**Problem details:** Lines containing the word "spontanicznej" are to be counted; state their number and nothing further.
#### Records to use
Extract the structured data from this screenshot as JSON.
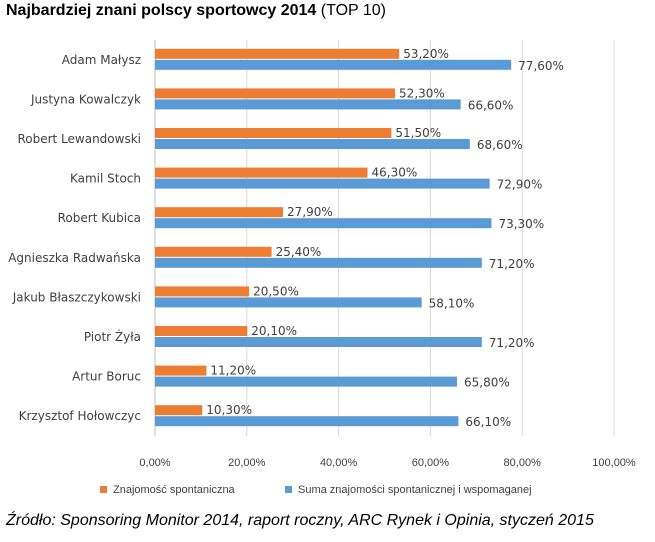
{
  "title": {
    "main": "Najbardziej znani polscy sportowcy 2014",
    "sub": "(TOP 10)"
  },
  "colors": {
    "series1": "#ED7D31",
    "series2": "#5B9BD5",
    "grid": "#D9D9D9",
    "text": "#404040"
  },
  "chart_data": {
    "type": "bar",
    "orientation": "horizontal",
    "title": "Najbardziej znani polscy sportowcy 2014 (TOP 10)",
    "categories": [
      "Adam Małysz",
      "Justyna Kowalczyk",
      "Robert Lewandowski",
      "Kamil Stoch",
      "Robert Kubica",
      "Agnieszka Radwańska",
      "Jakub Błaszczykowski",
      "Piotr Żyła",
      "Artur Boruc",
      "Krzysztof Hołowczyc"
    ],
    "series": [
      {
        "name": "Znajomość spontaniczna",
        "values": [
          53.2,
          52.3,
          51.5,
          46.3,
          27.9,
          25.4,
          20.5,
          20.1,
          11.2,
          10.3
        ],
        "labels": [
          "53,20%",
          "52,30%",
          "51,50%",
          "46,30%",
          "27,90%",
          "25,40%",
          "20,50%",
          "20,10%",
          "11,20%",
          "10,30%"
        ]
      },
      {
        "name": "Suma znajomości spontanicznej i wspomaganej",
        "values": [
          77.6,
          66.6,
          68.6,
          72.9,
          73.3,
          71.2,
          58.1,
          71.2,
          65.8,
          66.1
        ],
        "labels": [
          "77,60%",
          "66,60%",
          "68,60%",
          "72,90%",
          "73,30%",
          "71,20%",
          "58,10%",
          "71,20%",
          "65,80%",
          "66,10%"
        ]
      }
    ],
    "xlim": [
      0,
      100
    ],
    "xticks": [
      0,
      20,
      40,
      60,
      80,
      100
    ],
    "xtick_labels": [
      "0,00%",
      "20,00%",
      "40,00%",
      "60,00%",
      "80,00%",
      "100,00%"
    ],
    "grid": true,
    "legend": "bottom"
  },
  "legend": {
    "series1_label": "Znajomość spontaniczna",
    "series2_label": "Suma znajomości spontanicznej i wspomaganej"
  },
  "source": "Źródło: Sponsoring Monitor 2014, raport roczny, ARC Rynek i Opinia, styczeń 2015"
}
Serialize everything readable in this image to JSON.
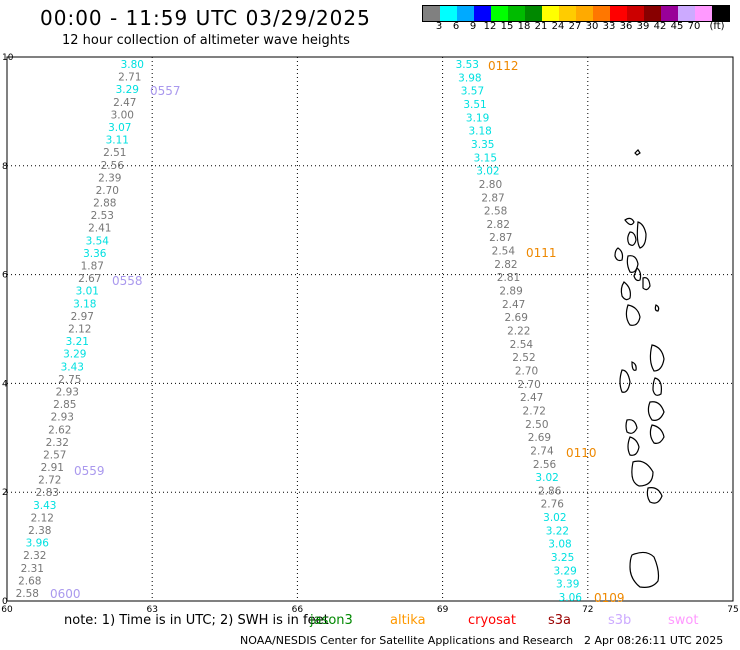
{
  "title": "00:00 - 11:59 UTC 03/29/2025",
  "subtitle": "12 hour collection of altimeter wave heights",
  "colorbar": {
    "colors": [
      "#808080",
      "#00ffff",
      "#00aaff",
      "#0000ff",
      "#00ff00",
      "#00bb00",
      "#008800",
      "#ffff00",
      "#ffcc00",
      "#ffaa00",
      "#ff7700",
      "#ff0000",
      "#cc0000",
      "#880000",
      "#990099",
      "#ccaaff",
      "#ff99ff",
      "#000000"
    ],
    "labels": [
      "3",
      "6",
      "9",
      "12",
      "15",
      "18",
      "21",
      "24",
      "27",
      "30",
      "33",
      "36",
      "39",
      "42",
      "45",
      "70",
      "(ft)"
    ]
  },
  "axes": {
    "x_ticks": [
      "60",
      "63",
      "66",
      "69",
      "72",
      "75"
    ],
    "y_ticks": [
      "0",
      "2",
      "4",
      "6",
      "8",
      "10"
    ]
  },
  "tracks": {
    "track_1": {
      "time_labels": [
        "0557",
        "0558",
        "0559",
        "0600"
      ],
      "values": [
        "3.80",
        "2.71",
        "3.29",
        "2.47",
        "3.00",
        "3.07",
        "3.11",
        "2.51",
        "2.56",
        "2.39",
        "2.70",
        "2.88",
        "2.53",
        "2.41",
        "3.54",
        "3.36",
        "1.87",
        "2.67",
        "3.01",
        "3.18",
        "2.97",
        "2.12",
        "3.21",
        "3.29",
        "3.43",
        "2.75",
        "2.93",
        "2.85",
        "2.93",
        "2.62",
        "2.32",
        "2.57",
        "2.91",
        "2.72",
        "2.83",
        "3.43",
        "2.12",
        "2.38",
        "3.96",
        "2.32",
        "2.31",
        "2.68",
        "2.58"
      ],
      "colors": [
        "c",
        "g",
        "c",
        "g",
        "g",
        "c",
        "c",
        "g",
        "g",
        "g",
        "g",
        "g",
        "g",
        "g",
        "c",
        "c",
        "g",
        "g",
        "c",
        "c",
        "g",
        "g",
        "c",
        "c",
        "c",
        "g",
        "g",
        "g",
        "g",
        "g",
        "g",
        "g",
        "g",
        "g",
        "g",
        "c",
        "g",
        "g",
        "c",
        "g",
        "g",
        "g",
        "g"
      ]
    },
    "track_2": {
      "time_labels": [
        "0112",
        "0111",
        "0110",
        "0109"
      ],
      "values": [
        "3.53",
        "3.98",
        "3.57",
        "3.51",
        "3.19",
        "3.18",
        "3.35",
        "3.15",
        "3.02",
        "2.80",
        "2.87",
        "2.58",
        "2.82",
        "2.87",
        "2.54",
        "2.82",
        "2.81",
        "2.89",
        "2.47",
        "2.69",
        "2.22",
        "2.54",
        "2.52",
        "2.70",
        "2.70",
        "2.47",
        "2.72",
        "2.50",
        "2.69",
        "2.74",
        "2.56",
        "3.02",
        "2.86",
        "2.76",
        "3.02",
        "3.22",
        "3.08",
        "3.25",
        "3.29",
        "3.39",
        "3.06"
      ],
      "colors": [
        "c",
        "c",
        "c",
        "c",
        "c",
        "c",
        "c",
        "c",
        "c",
        "g",
        "g",
        "g",
        "g",
        "g",
        "g",
        "g",
        "g",
        "g",
        "g",
        "g",
        "g",
        "g",
        "g",
        "g",
        "g",
        "g",
        "g",
        "g",
        "g",
        "g",
        "g",
        "c",
        "g",
        "g",
        "c",
        "c",
        "c",
        "c",
        "c",
        "c",
        "c"
      ]
    }
  },
  "footer": {
    "note": "note:  1) Time is in UTC;  2) SWH is in feet",
    "legend": [
      {
        "label": "jason3",
        "color": "#008800"
      },
      {
        "label": "altika",
        "color": "#ff9900"
      },
      {
        "label": "cryosat",
        "color": "#ff0000"
      },
      {
        "label": "s3a",
        "color": "#990000"
      },
      {
        "label": "s3b",
        "color": "#ccaaff"
      },
      {
        "label": "swot",
        "color": "#ff99ff"
      }
    ],
    "credit": "NOAA/NESDIS Center for Satellite Applications and Research",
    "timestamp": "2 Apr 08:26:11 UTC 2025"
  },
  "label_colors": {
    "cyan": "#00e0e0",
    "gray": "#777777",
    "track1_time": "#aa99ee",
    "track2_time": "#ee8800"
  }
}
########
**Exercise result:** 2